TASK DIRECTIONS.
Whenever a line carries the word "California", pull it out of the entries.

== Segment start ==

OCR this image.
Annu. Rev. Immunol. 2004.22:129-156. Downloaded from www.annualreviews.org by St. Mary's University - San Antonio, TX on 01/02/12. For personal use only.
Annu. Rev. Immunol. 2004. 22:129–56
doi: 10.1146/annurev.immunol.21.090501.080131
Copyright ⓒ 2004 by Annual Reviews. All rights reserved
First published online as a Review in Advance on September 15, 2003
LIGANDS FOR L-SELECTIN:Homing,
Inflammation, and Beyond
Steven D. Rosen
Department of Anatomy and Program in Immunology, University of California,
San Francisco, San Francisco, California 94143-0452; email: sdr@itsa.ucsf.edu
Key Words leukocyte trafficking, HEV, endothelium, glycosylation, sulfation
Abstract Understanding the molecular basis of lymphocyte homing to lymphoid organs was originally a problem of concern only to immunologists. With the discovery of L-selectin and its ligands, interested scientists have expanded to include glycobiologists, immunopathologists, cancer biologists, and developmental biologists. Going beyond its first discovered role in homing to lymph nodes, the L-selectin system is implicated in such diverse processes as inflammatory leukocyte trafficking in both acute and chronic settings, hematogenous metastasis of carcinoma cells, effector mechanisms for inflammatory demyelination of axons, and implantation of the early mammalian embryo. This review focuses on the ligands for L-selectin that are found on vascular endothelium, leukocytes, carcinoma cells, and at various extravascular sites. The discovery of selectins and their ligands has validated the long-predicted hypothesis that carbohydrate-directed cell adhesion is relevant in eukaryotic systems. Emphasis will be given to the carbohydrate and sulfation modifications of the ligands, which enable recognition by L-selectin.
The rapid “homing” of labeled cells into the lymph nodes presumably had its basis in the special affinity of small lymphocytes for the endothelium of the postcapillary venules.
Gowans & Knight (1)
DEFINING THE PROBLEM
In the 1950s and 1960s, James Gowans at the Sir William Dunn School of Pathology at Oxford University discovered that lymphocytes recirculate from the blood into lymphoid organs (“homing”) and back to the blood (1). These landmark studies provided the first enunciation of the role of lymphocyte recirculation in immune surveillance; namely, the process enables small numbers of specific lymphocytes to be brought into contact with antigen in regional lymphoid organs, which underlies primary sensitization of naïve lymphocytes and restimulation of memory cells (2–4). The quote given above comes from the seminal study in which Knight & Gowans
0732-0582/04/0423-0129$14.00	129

== Segment end ==

REPLY TO THE TASK.
Department of Anatomy and Program in Immunology, University of California,
San Francisco, San Francisco, California 94143-0452; email: sdr@itsa.ucsf.edu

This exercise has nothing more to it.